--- Begin Data records ---
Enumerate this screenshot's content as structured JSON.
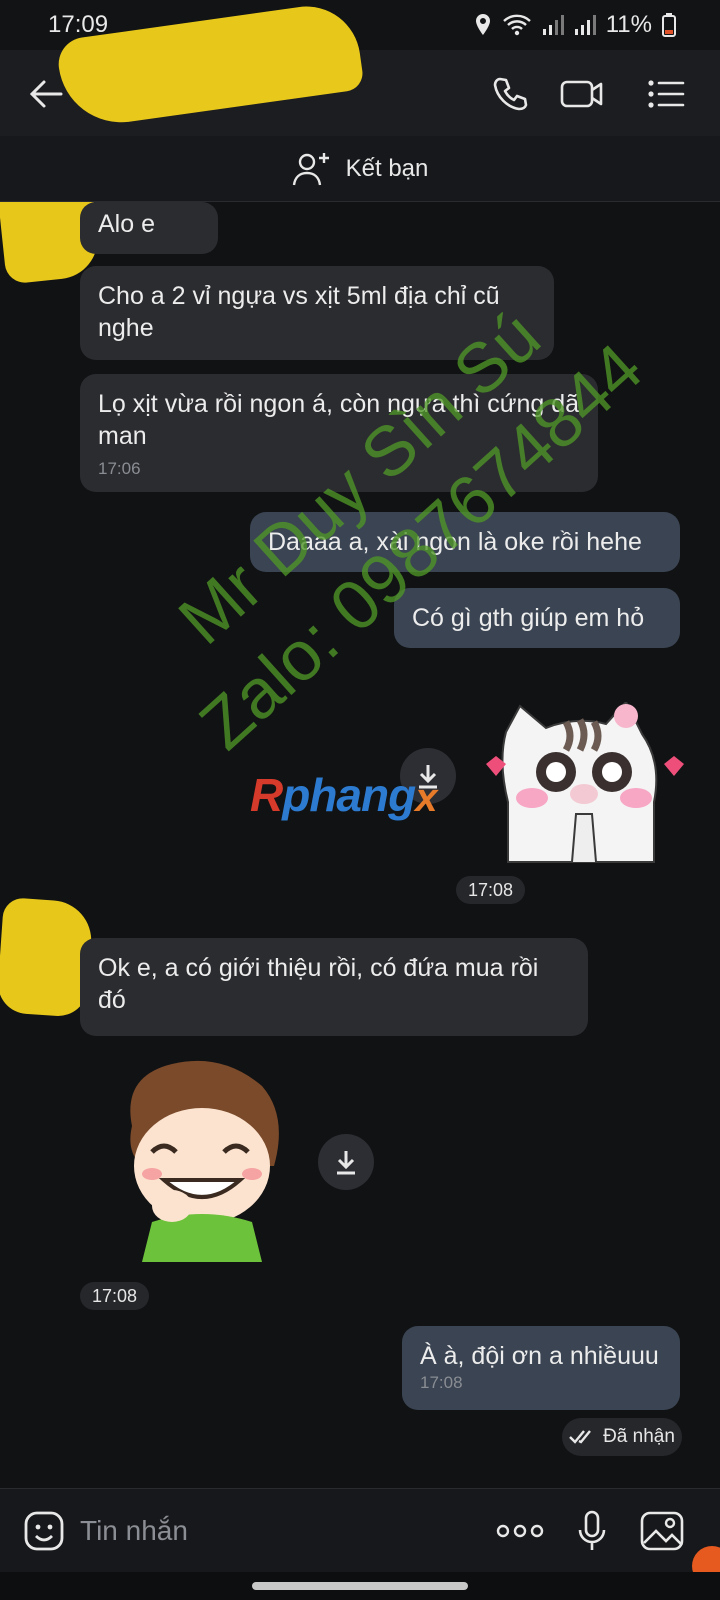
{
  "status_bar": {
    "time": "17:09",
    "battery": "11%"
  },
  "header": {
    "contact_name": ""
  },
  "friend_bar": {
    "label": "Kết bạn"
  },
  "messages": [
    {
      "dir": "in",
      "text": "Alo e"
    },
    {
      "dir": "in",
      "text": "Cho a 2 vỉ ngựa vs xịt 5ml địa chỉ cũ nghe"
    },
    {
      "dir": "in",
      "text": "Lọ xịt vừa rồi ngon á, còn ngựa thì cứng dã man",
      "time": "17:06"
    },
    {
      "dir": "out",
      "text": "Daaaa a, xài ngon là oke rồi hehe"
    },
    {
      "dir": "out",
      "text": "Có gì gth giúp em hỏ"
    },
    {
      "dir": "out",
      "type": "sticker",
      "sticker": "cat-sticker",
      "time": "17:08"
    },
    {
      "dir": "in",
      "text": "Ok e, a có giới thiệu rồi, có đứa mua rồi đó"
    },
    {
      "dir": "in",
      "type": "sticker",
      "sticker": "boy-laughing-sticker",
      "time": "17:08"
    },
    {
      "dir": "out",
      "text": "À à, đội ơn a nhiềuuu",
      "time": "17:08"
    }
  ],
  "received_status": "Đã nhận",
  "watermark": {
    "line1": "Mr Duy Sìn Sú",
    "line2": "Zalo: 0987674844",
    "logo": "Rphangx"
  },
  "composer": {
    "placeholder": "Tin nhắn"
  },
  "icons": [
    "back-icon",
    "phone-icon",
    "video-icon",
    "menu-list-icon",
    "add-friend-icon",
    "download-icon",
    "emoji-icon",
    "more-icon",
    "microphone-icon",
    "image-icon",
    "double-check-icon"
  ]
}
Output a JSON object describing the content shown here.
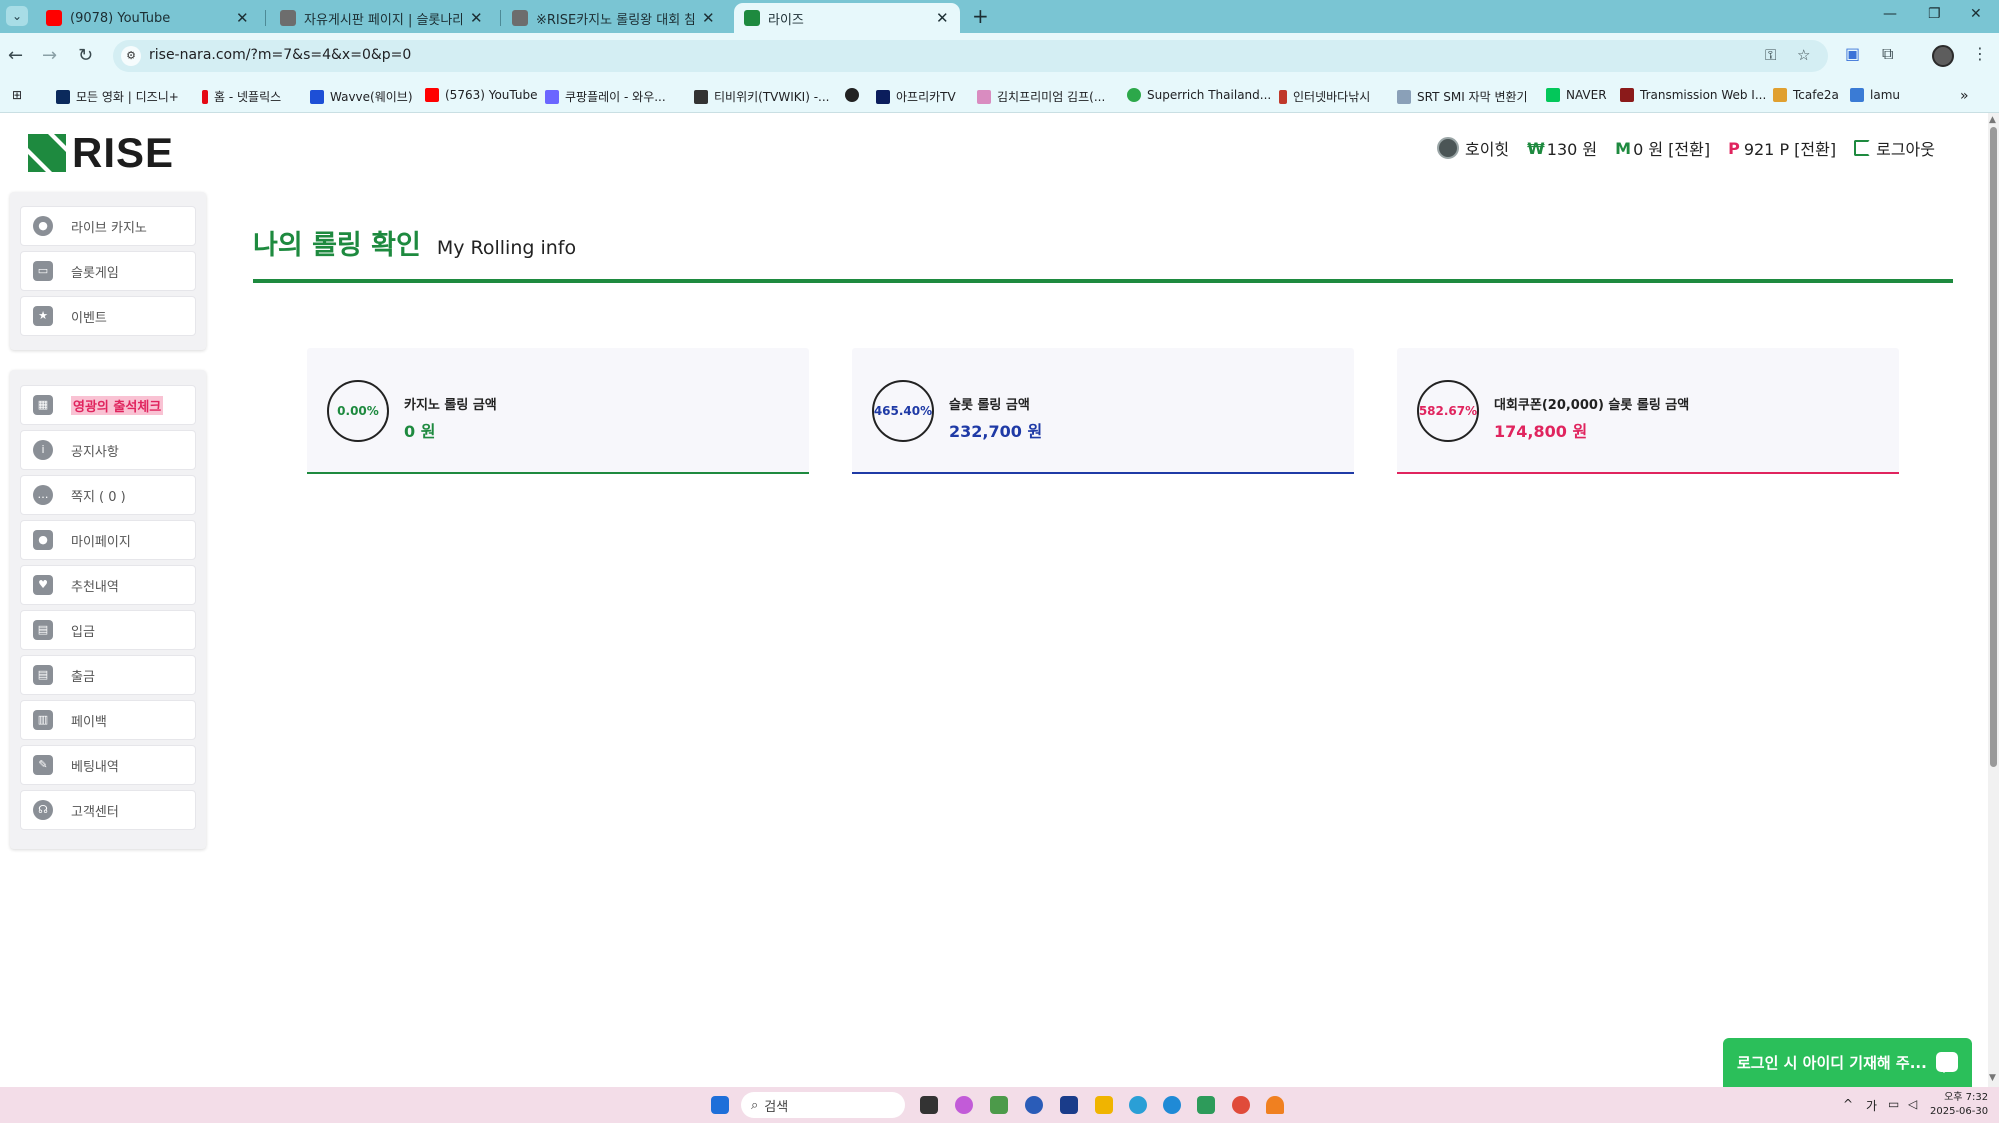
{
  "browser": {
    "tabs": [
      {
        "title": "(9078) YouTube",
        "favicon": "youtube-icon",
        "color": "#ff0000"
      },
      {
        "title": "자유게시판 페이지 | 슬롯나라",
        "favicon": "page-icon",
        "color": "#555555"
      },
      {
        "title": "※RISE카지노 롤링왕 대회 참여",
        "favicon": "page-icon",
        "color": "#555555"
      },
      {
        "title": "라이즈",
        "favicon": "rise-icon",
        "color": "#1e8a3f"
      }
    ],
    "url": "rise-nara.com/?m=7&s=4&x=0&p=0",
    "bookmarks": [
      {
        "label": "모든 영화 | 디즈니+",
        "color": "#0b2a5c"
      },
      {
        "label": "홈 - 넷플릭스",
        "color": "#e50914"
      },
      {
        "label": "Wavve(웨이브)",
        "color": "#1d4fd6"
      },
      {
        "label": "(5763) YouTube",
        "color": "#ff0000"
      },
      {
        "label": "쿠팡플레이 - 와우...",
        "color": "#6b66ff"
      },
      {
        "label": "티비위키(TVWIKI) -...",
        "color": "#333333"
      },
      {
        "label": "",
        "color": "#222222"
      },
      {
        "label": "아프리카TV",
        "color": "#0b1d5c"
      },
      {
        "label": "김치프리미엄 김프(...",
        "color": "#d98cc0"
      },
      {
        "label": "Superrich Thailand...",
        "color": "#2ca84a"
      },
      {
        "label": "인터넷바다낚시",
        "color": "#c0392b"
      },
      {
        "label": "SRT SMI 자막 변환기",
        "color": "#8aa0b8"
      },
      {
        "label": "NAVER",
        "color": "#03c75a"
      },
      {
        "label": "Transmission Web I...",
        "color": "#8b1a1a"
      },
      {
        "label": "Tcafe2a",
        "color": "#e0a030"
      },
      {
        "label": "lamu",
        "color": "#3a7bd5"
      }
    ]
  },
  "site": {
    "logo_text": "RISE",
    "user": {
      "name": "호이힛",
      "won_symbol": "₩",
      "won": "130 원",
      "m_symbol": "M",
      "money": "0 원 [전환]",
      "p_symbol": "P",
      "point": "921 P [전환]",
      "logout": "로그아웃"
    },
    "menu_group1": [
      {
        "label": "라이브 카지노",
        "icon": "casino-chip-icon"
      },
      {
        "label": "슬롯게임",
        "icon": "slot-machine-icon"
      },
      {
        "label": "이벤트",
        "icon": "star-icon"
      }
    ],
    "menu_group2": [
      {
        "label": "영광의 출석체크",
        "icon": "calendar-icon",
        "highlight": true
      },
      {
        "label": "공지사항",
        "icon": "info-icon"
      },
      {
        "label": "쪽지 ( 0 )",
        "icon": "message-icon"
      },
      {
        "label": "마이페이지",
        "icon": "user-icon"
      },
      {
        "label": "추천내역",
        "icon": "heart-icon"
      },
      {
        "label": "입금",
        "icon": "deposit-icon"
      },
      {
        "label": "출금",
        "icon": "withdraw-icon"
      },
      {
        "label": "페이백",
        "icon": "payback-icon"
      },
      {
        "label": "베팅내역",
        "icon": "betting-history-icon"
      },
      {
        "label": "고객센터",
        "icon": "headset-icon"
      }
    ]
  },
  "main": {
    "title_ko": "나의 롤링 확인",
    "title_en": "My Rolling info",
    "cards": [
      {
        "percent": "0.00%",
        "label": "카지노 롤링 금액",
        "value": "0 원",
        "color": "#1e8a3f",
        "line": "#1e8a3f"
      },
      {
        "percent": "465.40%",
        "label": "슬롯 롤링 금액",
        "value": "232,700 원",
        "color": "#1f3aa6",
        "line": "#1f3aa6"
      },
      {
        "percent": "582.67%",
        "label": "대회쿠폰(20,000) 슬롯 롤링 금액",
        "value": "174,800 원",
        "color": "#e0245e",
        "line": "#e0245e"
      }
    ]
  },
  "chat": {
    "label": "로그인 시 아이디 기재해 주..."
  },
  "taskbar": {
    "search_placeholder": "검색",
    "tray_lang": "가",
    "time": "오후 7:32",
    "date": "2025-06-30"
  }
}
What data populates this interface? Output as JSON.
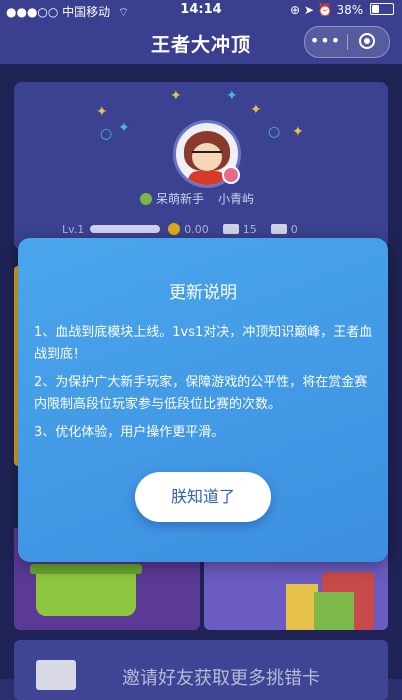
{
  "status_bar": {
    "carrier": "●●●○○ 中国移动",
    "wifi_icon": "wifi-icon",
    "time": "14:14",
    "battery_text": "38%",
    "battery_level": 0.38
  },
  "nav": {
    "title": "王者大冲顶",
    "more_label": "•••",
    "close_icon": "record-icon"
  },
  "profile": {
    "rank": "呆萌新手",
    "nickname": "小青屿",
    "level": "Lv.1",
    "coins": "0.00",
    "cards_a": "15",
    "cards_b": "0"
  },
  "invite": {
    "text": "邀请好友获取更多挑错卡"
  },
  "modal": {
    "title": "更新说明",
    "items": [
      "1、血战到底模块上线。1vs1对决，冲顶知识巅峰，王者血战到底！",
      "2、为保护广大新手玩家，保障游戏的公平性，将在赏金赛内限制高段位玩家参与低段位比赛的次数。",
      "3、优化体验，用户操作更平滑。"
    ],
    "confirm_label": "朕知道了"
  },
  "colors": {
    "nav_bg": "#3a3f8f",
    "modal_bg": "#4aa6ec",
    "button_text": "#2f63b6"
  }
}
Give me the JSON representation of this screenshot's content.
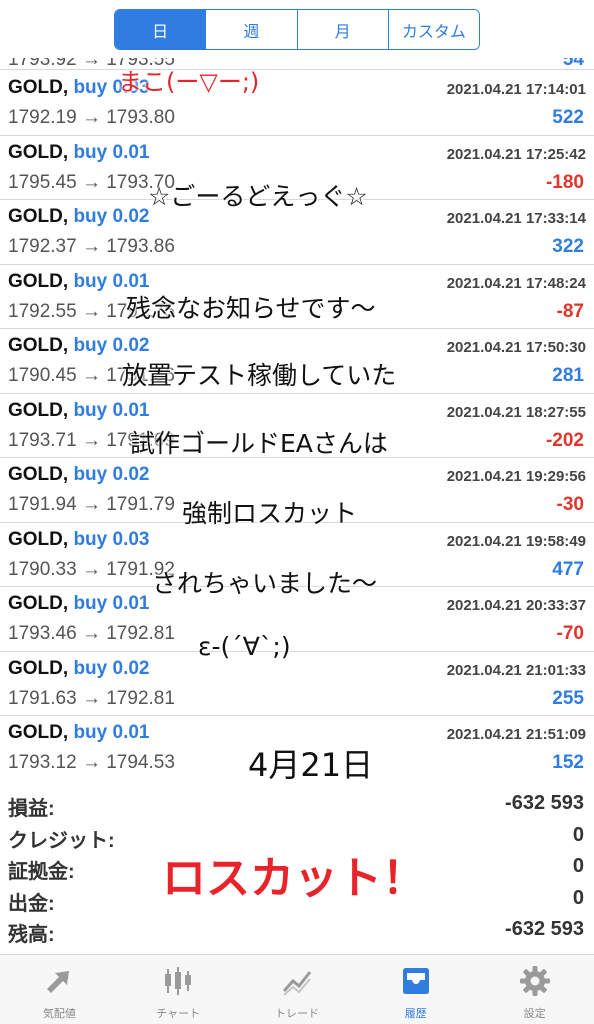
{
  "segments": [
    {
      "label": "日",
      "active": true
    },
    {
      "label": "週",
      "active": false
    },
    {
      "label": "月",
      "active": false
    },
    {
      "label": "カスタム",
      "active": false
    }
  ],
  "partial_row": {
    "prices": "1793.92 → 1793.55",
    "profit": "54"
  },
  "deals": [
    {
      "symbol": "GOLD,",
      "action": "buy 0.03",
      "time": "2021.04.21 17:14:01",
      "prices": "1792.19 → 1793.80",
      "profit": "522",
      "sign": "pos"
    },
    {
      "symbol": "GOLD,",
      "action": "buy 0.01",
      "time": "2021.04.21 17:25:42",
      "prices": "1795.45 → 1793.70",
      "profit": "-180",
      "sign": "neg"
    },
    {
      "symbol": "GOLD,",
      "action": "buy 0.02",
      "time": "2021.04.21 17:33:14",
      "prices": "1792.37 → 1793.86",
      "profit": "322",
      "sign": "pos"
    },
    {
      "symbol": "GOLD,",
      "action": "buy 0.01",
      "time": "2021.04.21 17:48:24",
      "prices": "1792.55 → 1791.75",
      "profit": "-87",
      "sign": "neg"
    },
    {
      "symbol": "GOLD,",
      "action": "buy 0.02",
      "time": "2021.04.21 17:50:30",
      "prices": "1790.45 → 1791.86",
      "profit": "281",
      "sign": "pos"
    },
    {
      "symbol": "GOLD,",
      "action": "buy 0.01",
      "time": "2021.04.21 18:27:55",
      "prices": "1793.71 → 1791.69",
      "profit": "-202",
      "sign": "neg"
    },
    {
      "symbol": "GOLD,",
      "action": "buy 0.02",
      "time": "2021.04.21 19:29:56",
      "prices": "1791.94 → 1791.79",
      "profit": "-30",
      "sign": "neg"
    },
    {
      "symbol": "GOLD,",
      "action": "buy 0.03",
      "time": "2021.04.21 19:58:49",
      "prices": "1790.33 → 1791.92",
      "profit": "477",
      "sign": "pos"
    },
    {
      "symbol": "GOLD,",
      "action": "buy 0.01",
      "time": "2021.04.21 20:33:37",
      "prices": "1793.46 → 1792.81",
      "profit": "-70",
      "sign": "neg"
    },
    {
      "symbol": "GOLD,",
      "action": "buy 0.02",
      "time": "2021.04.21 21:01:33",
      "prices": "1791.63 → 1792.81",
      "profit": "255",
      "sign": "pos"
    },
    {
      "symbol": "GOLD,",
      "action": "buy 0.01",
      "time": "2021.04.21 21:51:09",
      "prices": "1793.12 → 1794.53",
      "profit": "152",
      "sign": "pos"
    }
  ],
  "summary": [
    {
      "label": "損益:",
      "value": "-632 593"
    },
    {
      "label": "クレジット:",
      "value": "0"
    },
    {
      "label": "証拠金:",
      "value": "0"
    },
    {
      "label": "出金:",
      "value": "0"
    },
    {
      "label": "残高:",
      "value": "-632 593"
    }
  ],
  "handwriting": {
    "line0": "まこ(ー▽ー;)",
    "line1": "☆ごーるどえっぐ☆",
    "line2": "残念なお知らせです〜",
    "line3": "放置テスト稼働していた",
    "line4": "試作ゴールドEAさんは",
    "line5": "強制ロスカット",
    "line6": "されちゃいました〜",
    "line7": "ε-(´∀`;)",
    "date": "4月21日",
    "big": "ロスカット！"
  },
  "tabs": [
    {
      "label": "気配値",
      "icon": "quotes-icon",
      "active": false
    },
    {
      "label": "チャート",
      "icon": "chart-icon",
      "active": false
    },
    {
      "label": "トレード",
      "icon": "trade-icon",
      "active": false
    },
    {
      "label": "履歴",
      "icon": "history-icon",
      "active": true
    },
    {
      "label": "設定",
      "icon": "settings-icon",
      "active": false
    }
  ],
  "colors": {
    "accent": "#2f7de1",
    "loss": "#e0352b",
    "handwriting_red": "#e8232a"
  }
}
--- End Data records ---
Stated problem: List all lines holding the string "history".

Full response:
        "icon": "betting-history-icon"
      "icon": "history-icon",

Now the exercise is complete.